TASK INPUT:

━━━━

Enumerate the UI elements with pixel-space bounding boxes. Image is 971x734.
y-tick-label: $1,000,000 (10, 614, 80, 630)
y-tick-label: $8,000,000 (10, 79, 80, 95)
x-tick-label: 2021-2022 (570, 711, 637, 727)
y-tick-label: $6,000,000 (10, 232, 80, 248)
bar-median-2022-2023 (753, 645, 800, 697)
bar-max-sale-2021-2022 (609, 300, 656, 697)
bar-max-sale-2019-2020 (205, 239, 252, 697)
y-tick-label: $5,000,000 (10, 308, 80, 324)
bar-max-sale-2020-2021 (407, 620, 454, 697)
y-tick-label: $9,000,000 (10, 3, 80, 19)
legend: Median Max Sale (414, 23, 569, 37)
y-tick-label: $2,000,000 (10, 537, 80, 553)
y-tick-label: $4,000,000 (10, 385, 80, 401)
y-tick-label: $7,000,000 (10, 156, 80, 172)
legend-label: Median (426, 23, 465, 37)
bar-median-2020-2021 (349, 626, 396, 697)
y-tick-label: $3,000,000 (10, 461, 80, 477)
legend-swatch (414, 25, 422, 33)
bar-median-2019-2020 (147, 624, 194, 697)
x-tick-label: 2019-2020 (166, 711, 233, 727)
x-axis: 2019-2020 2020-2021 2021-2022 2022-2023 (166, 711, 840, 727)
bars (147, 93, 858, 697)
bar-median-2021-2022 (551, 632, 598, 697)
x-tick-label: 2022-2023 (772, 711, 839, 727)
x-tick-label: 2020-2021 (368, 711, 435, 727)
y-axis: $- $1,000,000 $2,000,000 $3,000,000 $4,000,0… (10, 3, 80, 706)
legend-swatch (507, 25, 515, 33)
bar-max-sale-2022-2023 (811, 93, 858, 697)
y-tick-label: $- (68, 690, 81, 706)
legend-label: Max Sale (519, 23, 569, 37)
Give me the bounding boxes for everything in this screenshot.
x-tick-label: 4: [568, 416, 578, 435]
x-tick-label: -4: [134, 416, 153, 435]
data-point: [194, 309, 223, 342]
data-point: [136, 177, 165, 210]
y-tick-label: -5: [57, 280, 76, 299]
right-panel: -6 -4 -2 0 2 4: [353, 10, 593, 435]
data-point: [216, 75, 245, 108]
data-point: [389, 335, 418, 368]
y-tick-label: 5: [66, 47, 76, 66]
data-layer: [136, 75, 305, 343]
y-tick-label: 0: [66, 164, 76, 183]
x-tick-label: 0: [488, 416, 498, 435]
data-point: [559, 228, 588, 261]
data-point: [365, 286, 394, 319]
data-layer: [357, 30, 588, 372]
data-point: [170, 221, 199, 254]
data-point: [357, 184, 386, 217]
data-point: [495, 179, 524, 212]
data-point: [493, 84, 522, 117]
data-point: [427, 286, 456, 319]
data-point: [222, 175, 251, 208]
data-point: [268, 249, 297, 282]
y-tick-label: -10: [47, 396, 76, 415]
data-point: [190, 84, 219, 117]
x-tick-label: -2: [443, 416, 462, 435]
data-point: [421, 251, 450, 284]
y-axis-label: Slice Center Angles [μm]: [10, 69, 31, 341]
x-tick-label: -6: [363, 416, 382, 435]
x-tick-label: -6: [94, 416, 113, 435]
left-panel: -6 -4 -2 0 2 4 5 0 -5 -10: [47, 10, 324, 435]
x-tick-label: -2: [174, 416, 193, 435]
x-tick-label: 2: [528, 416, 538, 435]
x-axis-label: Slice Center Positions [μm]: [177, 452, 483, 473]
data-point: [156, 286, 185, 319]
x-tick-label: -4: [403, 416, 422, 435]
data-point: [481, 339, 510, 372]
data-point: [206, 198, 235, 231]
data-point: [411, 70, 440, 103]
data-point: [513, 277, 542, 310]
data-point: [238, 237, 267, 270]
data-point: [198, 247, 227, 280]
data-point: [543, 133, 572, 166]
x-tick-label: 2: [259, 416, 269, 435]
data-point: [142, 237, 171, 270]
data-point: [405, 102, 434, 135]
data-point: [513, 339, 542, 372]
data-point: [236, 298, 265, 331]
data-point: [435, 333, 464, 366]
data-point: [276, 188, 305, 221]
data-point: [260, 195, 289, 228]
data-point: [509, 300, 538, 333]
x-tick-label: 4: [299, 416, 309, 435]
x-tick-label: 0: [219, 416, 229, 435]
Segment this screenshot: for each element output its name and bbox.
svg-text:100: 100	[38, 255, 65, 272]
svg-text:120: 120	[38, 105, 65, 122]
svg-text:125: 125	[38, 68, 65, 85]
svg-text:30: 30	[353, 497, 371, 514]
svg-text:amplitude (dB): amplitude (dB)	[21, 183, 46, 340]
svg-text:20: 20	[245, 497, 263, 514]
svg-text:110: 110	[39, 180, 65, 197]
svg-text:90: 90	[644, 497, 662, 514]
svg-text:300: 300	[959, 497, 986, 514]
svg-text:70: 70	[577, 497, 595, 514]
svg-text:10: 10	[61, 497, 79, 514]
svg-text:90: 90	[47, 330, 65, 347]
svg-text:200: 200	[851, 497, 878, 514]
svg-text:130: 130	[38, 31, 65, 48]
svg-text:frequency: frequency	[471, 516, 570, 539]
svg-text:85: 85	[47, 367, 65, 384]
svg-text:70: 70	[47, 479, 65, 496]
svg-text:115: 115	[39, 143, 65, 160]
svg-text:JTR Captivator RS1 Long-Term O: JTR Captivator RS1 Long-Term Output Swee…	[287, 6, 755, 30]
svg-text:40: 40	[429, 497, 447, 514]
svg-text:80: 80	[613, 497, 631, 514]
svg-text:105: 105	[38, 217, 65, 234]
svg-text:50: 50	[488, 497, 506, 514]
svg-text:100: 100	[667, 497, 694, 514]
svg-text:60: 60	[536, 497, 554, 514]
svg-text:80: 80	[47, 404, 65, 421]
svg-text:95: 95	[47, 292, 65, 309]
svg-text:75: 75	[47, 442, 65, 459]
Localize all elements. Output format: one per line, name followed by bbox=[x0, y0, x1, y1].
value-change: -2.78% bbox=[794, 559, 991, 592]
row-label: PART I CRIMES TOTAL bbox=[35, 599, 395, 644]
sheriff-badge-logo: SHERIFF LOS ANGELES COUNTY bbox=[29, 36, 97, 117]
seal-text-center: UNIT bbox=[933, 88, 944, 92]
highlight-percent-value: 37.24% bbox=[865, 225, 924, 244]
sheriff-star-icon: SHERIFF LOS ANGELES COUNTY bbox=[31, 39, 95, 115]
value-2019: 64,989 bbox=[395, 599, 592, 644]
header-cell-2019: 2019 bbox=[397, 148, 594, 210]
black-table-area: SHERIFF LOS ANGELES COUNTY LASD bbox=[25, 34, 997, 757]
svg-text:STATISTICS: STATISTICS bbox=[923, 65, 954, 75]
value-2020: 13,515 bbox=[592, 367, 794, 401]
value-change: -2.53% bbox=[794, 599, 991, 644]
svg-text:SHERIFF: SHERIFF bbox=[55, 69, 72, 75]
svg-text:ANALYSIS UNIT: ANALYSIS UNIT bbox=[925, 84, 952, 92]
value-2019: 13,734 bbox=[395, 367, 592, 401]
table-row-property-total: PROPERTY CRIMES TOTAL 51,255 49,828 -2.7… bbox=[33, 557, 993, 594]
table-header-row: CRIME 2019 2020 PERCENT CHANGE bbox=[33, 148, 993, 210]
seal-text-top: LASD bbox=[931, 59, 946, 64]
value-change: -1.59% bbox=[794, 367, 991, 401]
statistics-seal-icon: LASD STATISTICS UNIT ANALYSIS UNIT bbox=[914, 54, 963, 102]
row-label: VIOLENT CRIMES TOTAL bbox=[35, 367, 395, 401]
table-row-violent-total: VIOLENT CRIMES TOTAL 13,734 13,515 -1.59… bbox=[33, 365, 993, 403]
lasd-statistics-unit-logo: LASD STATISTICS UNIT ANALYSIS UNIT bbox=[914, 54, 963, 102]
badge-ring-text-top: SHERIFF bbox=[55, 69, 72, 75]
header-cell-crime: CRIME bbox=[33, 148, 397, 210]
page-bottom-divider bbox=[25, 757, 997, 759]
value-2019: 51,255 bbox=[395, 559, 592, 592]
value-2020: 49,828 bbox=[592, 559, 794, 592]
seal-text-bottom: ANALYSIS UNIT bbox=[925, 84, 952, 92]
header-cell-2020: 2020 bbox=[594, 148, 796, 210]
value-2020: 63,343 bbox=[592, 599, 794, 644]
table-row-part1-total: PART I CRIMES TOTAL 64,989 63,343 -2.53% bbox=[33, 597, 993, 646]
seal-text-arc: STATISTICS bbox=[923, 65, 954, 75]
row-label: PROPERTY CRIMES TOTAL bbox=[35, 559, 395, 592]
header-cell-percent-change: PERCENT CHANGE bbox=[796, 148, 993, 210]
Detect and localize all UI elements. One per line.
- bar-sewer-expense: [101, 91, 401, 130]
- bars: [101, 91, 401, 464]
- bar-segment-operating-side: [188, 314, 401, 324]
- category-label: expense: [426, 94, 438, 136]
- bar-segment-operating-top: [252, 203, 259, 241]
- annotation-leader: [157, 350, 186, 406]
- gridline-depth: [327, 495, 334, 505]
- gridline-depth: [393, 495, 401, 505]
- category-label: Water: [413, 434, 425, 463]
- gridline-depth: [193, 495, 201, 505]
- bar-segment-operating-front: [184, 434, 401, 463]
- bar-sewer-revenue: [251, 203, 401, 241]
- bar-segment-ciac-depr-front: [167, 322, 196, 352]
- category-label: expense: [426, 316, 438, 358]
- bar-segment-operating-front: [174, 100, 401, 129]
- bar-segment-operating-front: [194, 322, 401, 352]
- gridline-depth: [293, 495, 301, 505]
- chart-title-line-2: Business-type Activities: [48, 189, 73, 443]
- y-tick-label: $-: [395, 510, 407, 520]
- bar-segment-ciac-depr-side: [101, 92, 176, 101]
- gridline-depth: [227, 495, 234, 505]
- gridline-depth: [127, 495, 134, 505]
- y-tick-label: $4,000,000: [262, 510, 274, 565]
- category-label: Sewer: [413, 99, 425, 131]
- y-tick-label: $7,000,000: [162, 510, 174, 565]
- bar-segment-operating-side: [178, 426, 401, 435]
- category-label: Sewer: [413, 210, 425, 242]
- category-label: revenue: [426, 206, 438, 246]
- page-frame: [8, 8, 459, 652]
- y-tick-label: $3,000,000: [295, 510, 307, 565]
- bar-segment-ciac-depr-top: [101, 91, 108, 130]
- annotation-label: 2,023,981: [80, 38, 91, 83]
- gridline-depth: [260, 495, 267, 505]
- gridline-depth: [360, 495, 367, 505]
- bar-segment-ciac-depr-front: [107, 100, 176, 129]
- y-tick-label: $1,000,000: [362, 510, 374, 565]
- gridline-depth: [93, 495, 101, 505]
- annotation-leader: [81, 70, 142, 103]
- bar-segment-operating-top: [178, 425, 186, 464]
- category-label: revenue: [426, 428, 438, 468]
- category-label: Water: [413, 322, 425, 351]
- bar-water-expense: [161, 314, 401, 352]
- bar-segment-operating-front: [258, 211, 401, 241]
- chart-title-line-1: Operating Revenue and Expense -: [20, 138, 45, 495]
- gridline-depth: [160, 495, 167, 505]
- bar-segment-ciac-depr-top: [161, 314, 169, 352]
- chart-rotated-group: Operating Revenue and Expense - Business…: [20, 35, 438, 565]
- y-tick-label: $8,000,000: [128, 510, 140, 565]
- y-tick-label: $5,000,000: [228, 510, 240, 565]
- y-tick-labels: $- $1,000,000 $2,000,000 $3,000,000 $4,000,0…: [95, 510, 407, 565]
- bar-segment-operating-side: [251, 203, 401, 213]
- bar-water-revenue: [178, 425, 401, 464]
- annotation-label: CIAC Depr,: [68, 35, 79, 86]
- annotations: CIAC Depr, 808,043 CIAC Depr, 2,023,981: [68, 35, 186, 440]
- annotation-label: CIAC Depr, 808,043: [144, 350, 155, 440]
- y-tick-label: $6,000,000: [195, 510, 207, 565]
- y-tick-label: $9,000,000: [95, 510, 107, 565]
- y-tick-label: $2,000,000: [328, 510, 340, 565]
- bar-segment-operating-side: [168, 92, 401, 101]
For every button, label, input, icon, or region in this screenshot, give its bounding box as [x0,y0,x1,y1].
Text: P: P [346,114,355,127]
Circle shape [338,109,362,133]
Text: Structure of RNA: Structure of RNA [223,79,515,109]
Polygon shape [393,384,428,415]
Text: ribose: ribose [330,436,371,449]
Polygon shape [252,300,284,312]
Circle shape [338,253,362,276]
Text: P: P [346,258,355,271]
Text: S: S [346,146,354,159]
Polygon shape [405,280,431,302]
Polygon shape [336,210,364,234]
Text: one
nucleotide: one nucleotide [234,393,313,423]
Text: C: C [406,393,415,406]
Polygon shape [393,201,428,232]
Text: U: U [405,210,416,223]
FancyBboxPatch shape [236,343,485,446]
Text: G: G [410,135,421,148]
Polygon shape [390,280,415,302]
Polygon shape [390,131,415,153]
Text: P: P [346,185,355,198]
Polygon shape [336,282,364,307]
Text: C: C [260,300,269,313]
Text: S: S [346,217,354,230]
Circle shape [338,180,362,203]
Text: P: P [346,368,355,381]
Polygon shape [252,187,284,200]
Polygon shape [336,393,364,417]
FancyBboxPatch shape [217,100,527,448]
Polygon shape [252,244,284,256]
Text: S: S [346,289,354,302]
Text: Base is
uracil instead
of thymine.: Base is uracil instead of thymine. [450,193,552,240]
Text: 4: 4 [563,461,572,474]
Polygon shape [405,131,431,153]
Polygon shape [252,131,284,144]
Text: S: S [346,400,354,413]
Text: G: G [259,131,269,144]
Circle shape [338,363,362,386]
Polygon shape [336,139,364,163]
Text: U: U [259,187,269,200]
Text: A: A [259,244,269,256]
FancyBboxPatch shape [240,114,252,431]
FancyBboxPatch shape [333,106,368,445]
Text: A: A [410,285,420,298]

━━━━

WRITTEN REQUEST:
Copy out the records above from their first line through the line containing "bar-max-sale-2019-2020 (205, 239, 252, 697)", keeping every character unchanged.

WRITTEN SOLUTION:
Enumerate the UI elements with pixel-space bounding boxes. Image is 971x734.
y-tick-label: $1,000,000 (10, 614, 80, 630)
y-tick-label: $8,000,000 (10, 79, 80, 95)
x-tick-label: 2021-2022 (570, 711, 637, 727)
y-tick-label: $6,000,000 (10, 232, 80, 248)
bar-median-2022-2023 (753, 645, 800, 697)
bar-max-sale-2021-2022 (609, 300, 656, 697)
bar-max-sale-2019-2020 (205, 239, 252, 697)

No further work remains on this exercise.